> _CHALLENGE_:
Go through the entries and transcribe each one exactly, dropping the pictures.

--- start ---

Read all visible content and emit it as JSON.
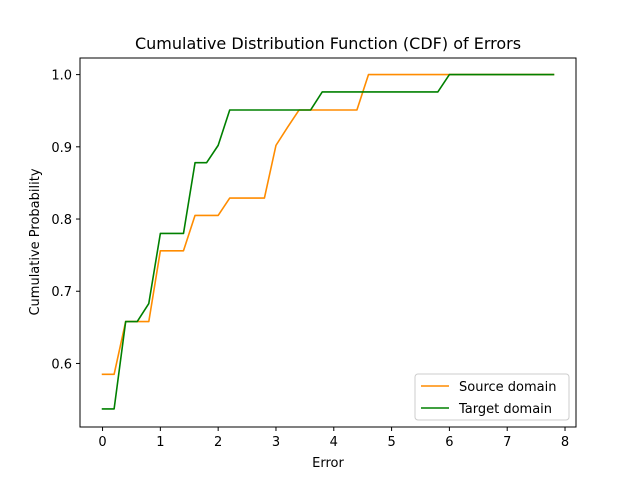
{
  "chart_data": {
    "type": "line",
    "title": "Cumulative Distribution Function (CDF) of Errors",
    "xlabel": "Error",
    "ylabel": "Cumulative Probability",
    "xlim": [
      -0.39,
      8.19
    ],
    "ylim": [
      0.512,
      1.023
    ],
    "xticks": [
      0,
      1,
      2,
      3,
      4,
      5,
      6,
      7,
      8
    ],
    "xtick_labels": [
      "0",
      "1",
      "2",
      "3",
      "4",
      "5",
      "6",
      "7",
      "8"
    ],
    "yticks": [
      0.6,
      0.7,
      0.8,
      0.9,
      1.0
    ],
    "ytick_labels": [
      "0.6",
      "0.7",
      "0.8",
      "0.9",
      "1.0"
    ],
    "grid": false,
    "legend_position": "lower-right",
    "series": [
      {
        "name": "Source domain",
        "color": "#ff8c00",
        "x": [
          0,
          0.2,
          0.4,
          0.6,
          0.8,
          1.0,
          1.2,
          1.4,
          1.6,
          1.8,
          2.0,
          2.2,
          2.4,
          2.6,
          2.8,
          3.0,
          3.2,
          3.4,
          3.6,
          3.8,
          4.0,
          4.2,
          4.4,
          4.6,
          4.8,
          5.0,
          5.2,
          5.4,
          5.6,
          5.8,
          6.0,
          6.2,
          6.4,
          6.6,
          6.8,
          7.0,
          7.2,
          7.4,
          7.6,
          7.8
        ],
        "y": [
          0.585,
          0.585,
          0.658,
          0.658,
          0.658,
          0.756,
          0.756,
          0.756,
          0.805,
          0.805,
          0.805,
          0.829,
          0.829,
          0.829,
          0.829,
          0.902,
          0.927,
          0.951,
          0.951,
          0.951,
          0.951,
          0.951,
          0.951,
          1.0,
          1.0,
          1.0,
          1.0,
          1.0,
          1.0,
          1.0,
          1.0,
          1.0,
          1.0,
          1.0,
          1.0,
          1.0,
          1.0,
          1.0,
          1.0,
          1.0
        ]
      },
      {
        "name": "Target domain",
        "color": "#008000",
        "x": [
          0,
          0.2,
          0.4,
          0.6,
          0.8,
          1.0,
          1.2,
          1.4,
          1.6,
          1.8,
          2.0,
          2.2,
          2.4,
          2.6,
          2.8,
          3.0,
          3.2,
          3.4,
          3.6,
          3.8,
          4.0,
          4.2,
          4.4,
          4.6,
          4.8,
          5.0,
          5.2,
          5.4,
          5.6,
          5.8,
          6.0,
          6.2,
          6.4,
          6.6,
          6.8,
          7.0,
          7.2,
          7.4,
          7.6,
          7.8
        ],
        "y": [
          0.537,
          0.537,
          0.658,
          0.658,
          0.683,
          0.78,
          0.78,
          0.78,
          0.878,
          0.878,
          0.902,
          0.951,
          0.951,
          0.951,
          0.951,
          0.951,
          0.951,
          0.951,
          0.951,
          0.976,
          0.976,
          0.976,
          0.976,
          0.976,
          0.976,
          0.976,
          0.976,
          0.976,
          0.976,
          0.976,
          1.0,
          1.0,
          1.0,
          1.0,
          1.0,
          1.0,
          1.0,
          1.0,
          1.0,
          1.0
        ]
      }
    ]
  }
}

--- end ---

> _RESULT_:
Read all visible content and emit it as JSON.
{
  "chart_data": {
    "type": "line",
    "title": "Cumulative Distribution Function (CDF) of Errors",
    "xlabel": "Error",
    "ylabel": "Cumulative Probability",
    "xlim": [
      -0.39,
      8.19
    ],
    "ylim": [
      0.512,
      1.023
    ],
    "xticks": [
      0,
      1,
      2,
      3,
      4,
      5,
      6,
      7,
      8
    ],
    "xtick_labels": [
      "0",
      "1",
      "2",
      "3",
      "4",
      "5",
      "6",
      "7",
      "8"
    ],
    "yticks": [
      0.6,
      0.7,
      0.8,
      0.9,
      1.0
    ],
    "ytick_labels": [
      "0.6",
      "0.7",
      "0.8",
      "0.9",
      "1.0"
    ],
    "grid": false,
    "legend_position": "lower-right",
    "series": [
      {
        "name": "Source domain",
        "color": "#ff8c00",
        "x": [
          0,
          0.2,
          0.4,
          0.6,
          0.8,
          1.0,
          1.2,
          1.4,
          1.6,
          1.8,
          2.0,
          2.2,
          2.4,
          2.6,
          2.8,
          3.0,
          3.2,
          3.4,
          3.6,
          3.8,
          4.0,
          4.2,
          4.4,
          4.6,
          4.8,
          5.0,
          5.2,
          5.4,
          5.6,
          5.8,
          6.0,
          6.2,
          6.4,
          6.6,
          6.8,
          7.0,
          7.2,
          7.4,
          7.6,
          7.8
        ],
        "y": [
          0.585,
          0.585,
          0.658,
          0.658,
          0.658,
          0.756,
          0.756,
          0.756,
          0.805,
          0.805,
          0.805,
          0.829,
          0.829,
          0.829,
          0.829,
          0.902,
          0.927,
          0.951,
          0.951,
          0.951,
          0.951,
          0.951,
          0.951,
          1.0,
          1.0,
          1.0,
          1.0,
          1.0,
          1.0,
          1.0,
          1.0,
          1.0,
          1.0,
          1.0,
          1.0,
          1.0,
          1.0,
          1.0,
          1.0,
          1.0
        ]
      },
      {
        "name": "Target domain",
        "color": "#008000",
        "x": [
          0,
          0.2,
          0.4,
          0.6,
          0.8,
          1.0,
          1.2,
          1.4,
          1.6,
          1.8,
          2.0,
          2.2,
          2.4,
          2.6,
          2.8,
          3.0,
          3.2,
          3.4,
          3.6,
          3.8,
          4.0,
          4.2,
          4.4,
          4.6,
          4.8,
          5.0,
          5.2,
          5.4,
          5.6,
          5.8,
          6.0,
          6.2,
          6.4,
          6.6,
          6.8,
          7.0,
          7.2,
          7.4,
          7.6,
          7.8
        ],
        "y": [
          0.537,
          0.537,
          0.658,
          0.658,
          0.683,
          0.78,
          0.78,
          0.78,
          0.878,
          0.878,
          0.902,
          0.951,
          0.951,
          0.951,
          0.951,
          0.951,
          0.951,
          0.951,
          0.951,
          0.976,
          0.976,
          0.976,
          0.976,
          0.976,
          0.976,
          0.976,
          0.976,
          0.976,
          0.976,
          0.976,
          1.0,
          1.0,
          1.0,
          1.0,
          1.0,
          1.0,
          1.0,
          1.0,
          1.0,
          1.0
        ]
      }
    ]
  }
}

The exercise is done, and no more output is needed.